WHAT THE EXERCISE ASKS:
Select every line holding the word "amigáveis" and copy it.

Begin DATA RECORDS

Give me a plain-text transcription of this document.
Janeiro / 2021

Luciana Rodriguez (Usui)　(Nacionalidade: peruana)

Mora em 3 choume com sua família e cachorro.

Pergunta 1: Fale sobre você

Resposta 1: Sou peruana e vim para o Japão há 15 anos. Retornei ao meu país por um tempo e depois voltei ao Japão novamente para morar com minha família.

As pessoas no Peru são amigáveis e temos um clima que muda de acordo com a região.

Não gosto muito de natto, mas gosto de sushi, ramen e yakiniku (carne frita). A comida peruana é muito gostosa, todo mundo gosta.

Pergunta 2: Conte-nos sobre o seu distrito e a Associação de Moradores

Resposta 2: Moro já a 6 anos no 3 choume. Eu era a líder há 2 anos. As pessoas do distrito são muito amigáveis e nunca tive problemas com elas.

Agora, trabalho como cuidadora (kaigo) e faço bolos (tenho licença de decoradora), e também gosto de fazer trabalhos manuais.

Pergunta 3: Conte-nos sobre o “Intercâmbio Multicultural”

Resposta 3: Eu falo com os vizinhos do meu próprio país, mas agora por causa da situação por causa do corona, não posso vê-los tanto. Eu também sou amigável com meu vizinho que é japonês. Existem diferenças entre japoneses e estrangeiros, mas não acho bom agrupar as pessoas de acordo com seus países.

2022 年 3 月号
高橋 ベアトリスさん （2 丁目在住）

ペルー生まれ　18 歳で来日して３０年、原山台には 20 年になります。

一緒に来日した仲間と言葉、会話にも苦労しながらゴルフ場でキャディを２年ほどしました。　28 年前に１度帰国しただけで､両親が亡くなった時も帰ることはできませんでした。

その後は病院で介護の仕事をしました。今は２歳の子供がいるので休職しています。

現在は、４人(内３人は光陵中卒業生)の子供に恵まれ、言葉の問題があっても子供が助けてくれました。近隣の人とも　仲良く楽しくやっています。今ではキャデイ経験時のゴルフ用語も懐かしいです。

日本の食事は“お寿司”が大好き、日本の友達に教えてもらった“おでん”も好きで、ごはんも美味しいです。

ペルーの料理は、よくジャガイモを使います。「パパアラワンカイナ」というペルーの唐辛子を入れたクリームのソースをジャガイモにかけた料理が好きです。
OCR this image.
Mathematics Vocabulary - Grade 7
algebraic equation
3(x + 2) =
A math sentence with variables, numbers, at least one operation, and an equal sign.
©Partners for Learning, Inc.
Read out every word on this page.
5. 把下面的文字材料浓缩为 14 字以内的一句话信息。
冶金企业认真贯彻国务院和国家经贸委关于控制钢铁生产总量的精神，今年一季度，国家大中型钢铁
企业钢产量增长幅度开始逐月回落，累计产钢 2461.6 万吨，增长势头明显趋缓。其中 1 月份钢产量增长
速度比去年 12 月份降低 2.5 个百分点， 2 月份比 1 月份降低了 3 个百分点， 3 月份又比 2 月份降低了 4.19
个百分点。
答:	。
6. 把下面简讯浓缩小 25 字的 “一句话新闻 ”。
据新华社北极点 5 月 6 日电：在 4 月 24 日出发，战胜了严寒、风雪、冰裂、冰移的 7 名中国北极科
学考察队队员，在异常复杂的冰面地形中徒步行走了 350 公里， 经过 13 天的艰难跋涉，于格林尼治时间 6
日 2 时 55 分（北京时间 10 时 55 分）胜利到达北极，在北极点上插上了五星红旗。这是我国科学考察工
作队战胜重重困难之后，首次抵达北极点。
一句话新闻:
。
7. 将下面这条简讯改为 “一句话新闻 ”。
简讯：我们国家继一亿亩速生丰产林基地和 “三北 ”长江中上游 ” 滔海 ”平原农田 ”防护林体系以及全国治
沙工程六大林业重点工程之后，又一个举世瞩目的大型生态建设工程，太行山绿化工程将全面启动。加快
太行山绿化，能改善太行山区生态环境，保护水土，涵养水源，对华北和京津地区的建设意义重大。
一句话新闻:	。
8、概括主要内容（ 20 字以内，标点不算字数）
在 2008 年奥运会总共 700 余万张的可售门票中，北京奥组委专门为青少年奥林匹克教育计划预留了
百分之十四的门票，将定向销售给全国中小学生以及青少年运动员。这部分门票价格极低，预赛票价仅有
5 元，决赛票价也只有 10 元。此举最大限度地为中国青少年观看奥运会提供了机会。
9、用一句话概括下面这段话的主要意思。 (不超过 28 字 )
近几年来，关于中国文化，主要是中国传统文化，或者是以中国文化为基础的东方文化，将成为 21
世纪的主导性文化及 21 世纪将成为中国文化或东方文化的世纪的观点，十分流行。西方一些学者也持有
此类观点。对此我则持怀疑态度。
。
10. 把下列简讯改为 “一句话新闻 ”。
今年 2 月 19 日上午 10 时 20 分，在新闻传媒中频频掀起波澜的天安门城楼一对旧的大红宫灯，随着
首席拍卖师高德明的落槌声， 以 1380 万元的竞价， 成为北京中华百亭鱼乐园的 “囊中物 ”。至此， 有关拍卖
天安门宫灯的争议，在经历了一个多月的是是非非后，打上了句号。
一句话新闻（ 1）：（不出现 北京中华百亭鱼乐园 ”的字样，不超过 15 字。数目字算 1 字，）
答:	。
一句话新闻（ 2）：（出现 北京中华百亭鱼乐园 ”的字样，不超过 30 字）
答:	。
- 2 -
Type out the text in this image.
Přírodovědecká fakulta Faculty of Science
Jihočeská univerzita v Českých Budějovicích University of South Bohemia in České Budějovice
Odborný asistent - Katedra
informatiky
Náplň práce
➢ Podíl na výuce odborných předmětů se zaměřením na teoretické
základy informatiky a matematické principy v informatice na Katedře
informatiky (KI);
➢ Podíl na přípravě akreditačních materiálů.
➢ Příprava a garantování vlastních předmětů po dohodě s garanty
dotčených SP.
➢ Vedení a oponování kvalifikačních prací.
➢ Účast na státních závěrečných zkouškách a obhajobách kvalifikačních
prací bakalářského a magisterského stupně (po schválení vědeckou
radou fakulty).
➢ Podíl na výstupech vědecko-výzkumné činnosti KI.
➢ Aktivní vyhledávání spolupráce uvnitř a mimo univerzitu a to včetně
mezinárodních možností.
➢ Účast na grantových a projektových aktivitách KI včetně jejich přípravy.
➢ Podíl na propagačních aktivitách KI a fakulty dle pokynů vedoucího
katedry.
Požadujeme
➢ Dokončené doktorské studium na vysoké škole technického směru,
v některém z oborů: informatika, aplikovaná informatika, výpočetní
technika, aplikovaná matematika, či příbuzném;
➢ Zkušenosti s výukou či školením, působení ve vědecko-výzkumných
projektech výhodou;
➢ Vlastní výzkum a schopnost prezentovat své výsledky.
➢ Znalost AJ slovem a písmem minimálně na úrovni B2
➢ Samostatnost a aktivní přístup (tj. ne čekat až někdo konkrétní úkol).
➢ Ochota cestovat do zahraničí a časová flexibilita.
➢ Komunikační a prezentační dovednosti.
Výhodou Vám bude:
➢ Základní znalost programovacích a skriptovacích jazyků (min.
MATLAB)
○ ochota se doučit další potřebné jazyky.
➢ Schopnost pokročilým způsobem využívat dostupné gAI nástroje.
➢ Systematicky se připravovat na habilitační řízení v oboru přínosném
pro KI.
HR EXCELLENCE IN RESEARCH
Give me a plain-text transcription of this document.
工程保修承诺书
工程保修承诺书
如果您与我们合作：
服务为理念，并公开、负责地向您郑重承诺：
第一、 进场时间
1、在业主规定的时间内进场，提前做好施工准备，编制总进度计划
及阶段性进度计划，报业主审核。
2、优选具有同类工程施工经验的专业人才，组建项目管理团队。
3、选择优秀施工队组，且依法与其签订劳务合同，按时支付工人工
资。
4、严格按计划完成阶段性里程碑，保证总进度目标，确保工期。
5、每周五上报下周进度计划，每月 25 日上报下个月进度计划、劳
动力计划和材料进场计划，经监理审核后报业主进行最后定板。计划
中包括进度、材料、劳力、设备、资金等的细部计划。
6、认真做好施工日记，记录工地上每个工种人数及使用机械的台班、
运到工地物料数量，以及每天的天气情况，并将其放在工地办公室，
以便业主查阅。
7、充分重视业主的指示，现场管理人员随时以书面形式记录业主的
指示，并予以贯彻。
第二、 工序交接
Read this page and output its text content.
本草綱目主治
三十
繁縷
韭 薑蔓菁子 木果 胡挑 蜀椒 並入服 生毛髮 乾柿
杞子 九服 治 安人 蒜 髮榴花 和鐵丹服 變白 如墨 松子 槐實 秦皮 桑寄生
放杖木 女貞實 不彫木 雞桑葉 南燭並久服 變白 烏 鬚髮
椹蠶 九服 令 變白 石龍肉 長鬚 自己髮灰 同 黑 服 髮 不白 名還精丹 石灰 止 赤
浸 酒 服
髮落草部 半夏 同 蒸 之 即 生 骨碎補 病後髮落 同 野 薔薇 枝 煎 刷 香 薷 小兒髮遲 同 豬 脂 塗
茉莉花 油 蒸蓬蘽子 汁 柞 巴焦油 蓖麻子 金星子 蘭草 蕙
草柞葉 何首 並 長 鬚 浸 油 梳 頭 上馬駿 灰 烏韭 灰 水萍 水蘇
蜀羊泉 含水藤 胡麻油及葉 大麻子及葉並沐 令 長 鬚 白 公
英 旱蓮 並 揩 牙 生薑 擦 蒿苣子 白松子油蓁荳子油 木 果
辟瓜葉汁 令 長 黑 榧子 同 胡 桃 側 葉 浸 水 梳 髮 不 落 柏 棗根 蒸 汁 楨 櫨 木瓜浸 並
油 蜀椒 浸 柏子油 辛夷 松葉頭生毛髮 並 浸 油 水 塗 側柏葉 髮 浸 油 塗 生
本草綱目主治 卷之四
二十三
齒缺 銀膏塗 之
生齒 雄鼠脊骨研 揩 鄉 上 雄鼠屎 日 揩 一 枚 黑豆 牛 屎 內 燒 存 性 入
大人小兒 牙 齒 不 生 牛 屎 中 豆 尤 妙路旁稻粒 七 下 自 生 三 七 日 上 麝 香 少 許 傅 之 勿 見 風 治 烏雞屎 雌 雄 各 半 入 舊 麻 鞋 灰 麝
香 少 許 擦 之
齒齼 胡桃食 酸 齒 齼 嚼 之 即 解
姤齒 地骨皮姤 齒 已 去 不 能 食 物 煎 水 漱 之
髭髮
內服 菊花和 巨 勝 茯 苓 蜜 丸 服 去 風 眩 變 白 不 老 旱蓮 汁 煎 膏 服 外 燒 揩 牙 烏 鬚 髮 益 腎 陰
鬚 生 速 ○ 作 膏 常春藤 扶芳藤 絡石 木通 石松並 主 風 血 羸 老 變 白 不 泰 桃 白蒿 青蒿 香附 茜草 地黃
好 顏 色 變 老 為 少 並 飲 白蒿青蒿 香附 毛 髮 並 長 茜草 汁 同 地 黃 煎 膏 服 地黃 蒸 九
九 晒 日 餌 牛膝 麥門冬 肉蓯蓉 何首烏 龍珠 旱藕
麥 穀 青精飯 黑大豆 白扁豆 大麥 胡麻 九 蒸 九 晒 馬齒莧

End DATA RECORDS

ANSWER TO THE EXERCISE:
As pessoas no Peru são amigáveis e temos um clima que muda de acordo com a região.
Resposta 2: Moro já a 6 anos no 3 choume. Eu era a líder há 2 anos. As pessoas do distrito são muito amigáveis e nunca tive problemas com elas.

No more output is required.